§ Records supplied:
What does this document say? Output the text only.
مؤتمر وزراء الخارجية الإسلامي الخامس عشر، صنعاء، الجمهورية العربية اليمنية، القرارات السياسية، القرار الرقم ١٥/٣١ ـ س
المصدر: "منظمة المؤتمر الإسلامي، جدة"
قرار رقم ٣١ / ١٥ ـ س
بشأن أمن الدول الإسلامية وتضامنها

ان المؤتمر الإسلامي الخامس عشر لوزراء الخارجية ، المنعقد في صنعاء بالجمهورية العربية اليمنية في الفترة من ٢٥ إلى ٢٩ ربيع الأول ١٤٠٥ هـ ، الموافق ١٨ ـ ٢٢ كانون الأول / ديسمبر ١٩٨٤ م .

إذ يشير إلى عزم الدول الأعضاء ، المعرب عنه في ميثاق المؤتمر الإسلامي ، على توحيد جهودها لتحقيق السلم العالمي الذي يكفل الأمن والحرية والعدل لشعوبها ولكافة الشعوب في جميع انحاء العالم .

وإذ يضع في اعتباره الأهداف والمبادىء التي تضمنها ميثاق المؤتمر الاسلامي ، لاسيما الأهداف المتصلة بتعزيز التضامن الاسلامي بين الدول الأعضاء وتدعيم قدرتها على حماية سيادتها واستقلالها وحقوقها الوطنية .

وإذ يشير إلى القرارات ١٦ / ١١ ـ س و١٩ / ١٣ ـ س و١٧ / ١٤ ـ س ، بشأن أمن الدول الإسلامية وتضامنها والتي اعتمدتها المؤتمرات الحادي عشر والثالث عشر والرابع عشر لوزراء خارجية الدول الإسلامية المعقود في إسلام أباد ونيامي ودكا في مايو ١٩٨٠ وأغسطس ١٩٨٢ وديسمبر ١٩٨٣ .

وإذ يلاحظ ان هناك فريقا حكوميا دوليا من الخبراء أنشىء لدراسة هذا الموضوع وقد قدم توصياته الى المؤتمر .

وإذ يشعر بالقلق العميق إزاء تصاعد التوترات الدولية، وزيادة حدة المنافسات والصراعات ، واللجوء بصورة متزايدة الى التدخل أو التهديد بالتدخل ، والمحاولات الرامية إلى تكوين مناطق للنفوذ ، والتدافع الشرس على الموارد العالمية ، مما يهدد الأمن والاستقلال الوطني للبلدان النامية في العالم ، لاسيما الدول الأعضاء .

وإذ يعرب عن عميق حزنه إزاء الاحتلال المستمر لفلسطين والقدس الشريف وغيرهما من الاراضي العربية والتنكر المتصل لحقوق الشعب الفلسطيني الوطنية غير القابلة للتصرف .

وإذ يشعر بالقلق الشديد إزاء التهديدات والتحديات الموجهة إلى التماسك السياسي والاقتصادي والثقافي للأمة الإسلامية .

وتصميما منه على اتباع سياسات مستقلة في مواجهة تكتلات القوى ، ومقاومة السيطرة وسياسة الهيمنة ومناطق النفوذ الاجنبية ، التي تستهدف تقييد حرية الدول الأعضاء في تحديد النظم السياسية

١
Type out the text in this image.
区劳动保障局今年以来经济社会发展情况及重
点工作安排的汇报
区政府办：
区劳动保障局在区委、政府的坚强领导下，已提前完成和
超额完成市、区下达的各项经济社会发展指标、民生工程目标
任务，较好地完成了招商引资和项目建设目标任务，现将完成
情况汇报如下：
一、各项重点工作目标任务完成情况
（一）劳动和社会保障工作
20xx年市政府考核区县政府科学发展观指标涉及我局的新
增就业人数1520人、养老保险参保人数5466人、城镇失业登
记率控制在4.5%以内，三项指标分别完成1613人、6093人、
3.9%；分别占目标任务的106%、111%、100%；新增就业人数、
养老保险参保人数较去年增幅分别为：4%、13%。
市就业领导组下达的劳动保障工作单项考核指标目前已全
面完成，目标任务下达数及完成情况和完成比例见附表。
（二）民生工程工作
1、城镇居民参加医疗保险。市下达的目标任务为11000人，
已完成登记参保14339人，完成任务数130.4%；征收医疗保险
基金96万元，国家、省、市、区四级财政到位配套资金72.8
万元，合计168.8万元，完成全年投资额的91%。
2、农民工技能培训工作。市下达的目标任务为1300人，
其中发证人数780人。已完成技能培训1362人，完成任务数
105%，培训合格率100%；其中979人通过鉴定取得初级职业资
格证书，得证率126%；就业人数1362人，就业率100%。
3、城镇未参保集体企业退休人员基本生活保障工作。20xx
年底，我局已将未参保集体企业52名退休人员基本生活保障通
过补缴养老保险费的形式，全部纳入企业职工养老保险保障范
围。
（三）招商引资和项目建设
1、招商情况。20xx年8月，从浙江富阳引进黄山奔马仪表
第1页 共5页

§ Goal:
Extract every line of the records above that contains the word "اليمنية".

§ Result of the exercise:
مؤتمر وزراء الخارجية الإسلامي الخامس عشر، صنعاء، الجمهورية العربية اليمنية، القرارات السياسية، القرار الرقم ١٥/٣١ ـ س
ان المؤتمر الإسلامي الخامس عشر لوزراء الخارجية ، المنعقد في صنعاء بالجمهورية العربية اليمنية في الفترة من ٢٥ إلى ٢٩ ربيع الأول ١٤٠٥ هـ ، الموافق ١٨ ـ ٢٢ كانون الأول / ديسمبر ١٩٨٤ م .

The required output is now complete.